• **TRECHO SELECIONADO**:
►

Vistos e relatados estes autos em que são partes as acima indicadas, decide a Egrégia Quarta Turma do Tribunal Regional Federal da 3ª Região, por unanimidade, rejeitar a preliminar e negar provimento à apelação, nos termos do relatório e voto que ficam fazendo parte integrante do presente julgado.


São Paulo, 21 de fevereiro de 2019.
FERREIRA DA ROCHA
Juiz Federal Convocado


Documento eletrônico assinado digitalmente conforme MP nº 2.200-2/2001 de 24/08/2001, que instituiu a Infra-estrutura de Chaves Públicas Brasileira - ICP-Brasil, por:
Signatário (a): SILVIO LUIS FERREIRA DA ROCHA:10091
Nº de Série do Certificado: 10A516071152AEA1
Data e Hora: 28/02/2019 15:21:12



APELAÇÃO CÍVEL Nº 0008309-12.2010.4.03.6120/SP
2010.61.20.008309-6/SP
RELATOR : Desembargador Federal ANDRE NABARRETE
APELANTE : SYSTECH EQUIPAMENTOS ELETRONICOS LTDA
ADVOGADO : SP098393 ANTONIO CLAUDIO BRUNETTI e outro(a)
APELADO(A) : Uniao Federal (FAZENDA NACIONAL)
ADVOGADO : SP000004 RAQUEL VIEIRA MENDES E LÍGIA SCAFF VIANNA
No. ORIG. : 00083091220104036120 2 Vr ARARAQUARA/SP

RELATÓRIO

Apelação interposta por Systech Equipamentos Eletrônicos Ltda. contra sentença que julgou improcedente a ação ordinária ajuizada para obter a declaração de nulidade do auto de infração nº 0812200/00352/05 e da decisão final que determinou a aplicação de pena de perdimento no processo administrativo nº 13851.001303/2005-93. Condenação da autora ao pagamento de honorários advocatícios fixados em 10 % do valor da causa atualizado.

◄

• **PROBLEMAS PROPOSTOS**:
• 1. Como fica em inglês a frase "Condenação da autora ao pagamento de honorários advocatícios fixados em 10 % do valor da causa atualizado.", tirada do trecho selecionado?
• 2. Segundo o trecho selecionado, com que finalidade a Systech Equipamentos Eletrônicos Ltda. ajuizou a ação ordinária?

Anotações das caixas de elementos:
►

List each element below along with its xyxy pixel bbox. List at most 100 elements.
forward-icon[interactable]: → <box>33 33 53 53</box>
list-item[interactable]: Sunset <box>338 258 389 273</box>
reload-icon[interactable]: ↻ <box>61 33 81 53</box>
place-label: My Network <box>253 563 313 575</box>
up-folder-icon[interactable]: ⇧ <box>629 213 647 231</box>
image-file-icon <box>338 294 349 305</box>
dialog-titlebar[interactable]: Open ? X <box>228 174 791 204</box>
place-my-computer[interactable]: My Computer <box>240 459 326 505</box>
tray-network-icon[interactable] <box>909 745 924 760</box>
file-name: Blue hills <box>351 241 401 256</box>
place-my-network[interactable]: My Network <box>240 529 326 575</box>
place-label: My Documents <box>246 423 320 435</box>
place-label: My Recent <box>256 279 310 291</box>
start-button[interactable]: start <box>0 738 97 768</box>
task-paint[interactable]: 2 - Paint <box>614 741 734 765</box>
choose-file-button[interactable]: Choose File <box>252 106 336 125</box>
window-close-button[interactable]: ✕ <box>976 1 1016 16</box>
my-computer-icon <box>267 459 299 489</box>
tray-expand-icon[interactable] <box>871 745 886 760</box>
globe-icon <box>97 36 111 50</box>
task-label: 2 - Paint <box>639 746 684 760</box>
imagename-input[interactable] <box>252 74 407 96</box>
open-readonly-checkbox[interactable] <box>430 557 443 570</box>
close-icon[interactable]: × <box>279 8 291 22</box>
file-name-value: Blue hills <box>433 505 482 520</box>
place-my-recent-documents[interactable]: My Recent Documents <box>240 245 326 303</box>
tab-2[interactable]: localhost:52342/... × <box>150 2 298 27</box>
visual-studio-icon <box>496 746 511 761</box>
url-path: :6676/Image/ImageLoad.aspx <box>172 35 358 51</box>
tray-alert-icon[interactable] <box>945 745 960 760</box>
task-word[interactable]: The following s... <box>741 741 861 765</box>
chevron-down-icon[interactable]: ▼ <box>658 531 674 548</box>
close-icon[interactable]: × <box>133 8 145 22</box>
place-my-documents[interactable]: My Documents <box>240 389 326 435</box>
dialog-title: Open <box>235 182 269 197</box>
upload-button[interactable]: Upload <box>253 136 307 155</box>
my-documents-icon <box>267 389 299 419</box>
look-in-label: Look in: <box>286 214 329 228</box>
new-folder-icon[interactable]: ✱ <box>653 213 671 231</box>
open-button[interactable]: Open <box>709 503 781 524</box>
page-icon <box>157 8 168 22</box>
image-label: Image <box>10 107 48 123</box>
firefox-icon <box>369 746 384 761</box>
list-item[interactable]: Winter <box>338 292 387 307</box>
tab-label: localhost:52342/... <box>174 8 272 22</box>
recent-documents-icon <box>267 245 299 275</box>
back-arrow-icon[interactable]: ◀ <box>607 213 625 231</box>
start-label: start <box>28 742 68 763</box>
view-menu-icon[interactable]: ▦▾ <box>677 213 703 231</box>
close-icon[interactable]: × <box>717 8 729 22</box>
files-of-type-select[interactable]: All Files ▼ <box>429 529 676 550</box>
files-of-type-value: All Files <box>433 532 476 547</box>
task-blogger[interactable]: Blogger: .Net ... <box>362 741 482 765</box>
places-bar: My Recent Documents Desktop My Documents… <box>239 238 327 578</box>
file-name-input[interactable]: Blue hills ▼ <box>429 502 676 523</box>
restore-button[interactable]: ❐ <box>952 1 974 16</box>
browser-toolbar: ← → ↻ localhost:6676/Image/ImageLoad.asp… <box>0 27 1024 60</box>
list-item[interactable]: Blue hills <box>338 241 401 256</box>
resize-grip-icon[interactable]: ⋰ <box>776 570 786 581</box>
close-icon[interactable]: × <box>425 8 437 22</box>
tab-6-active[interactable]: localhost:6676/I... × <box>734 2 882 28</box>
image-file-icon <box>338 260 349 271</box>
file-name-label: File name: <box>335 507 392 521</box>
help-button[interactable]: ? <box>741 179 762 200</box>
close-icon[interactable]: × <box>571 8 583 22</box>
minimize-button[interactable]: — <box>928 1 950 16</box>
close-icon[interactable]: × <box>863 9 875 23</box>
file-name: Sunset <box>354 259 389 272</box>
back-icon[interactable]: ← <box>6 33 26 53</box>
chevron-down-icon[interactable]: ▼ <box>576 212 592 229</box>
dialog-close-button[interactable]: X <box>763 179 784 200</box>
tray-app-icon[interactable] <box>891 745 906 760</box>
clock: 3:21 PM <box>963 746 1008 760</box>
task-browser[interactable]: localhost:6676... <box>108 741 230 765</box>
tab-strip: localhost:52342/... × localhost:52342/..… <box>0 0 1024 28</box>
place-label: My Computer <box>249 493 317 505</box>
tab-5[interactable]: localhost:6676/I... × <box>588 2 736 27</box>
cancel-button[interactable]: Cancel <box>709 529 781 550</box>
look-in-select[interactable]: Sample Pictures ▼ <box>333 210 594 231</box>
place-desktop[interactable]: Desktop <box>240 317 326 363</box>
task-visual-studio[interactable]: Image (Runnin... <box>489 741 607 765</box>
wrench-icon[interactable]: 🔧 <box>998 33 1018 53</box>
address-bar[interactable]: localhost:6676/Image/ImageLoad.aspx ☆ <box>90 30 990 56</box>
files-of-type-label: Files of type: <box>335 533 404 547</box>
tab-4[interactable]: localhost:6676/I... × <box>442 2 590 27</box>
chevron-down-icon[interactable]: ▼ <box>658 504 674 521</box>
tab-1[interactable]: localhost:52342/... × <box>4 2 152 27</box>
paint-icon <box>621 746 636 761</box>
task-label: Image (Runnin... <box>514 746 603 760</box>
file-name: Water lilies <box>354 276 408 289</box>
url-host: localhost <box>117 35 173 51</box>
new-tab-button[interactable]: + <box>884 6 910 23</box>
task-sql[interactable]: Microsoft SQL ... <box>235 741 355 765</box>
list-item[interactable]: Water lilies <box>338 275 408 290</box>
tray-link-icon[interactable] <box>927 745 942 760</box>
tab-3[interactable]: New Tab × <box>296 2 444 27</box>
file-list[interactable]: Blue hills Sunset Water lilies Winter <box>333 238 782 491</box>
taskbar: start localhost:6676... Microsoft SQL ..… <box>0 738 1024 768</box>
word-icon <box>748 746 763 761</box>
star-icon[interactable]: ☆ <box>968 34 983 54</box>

◄

• **LISTA DE RESPOSTAS**:
• 1. Plaintiff ordered to pay attorney's fees set at 10% of the updated value of the case.

• 2. A empresa ajuizou a ação para obter a declaração de nulidade do auto de infração nº 0812200/00352/05. Também buscava a nulidade da decisão final que determinou a aplicação de pena de perdimento no processo administrativo nº 13851.001303/2005-93.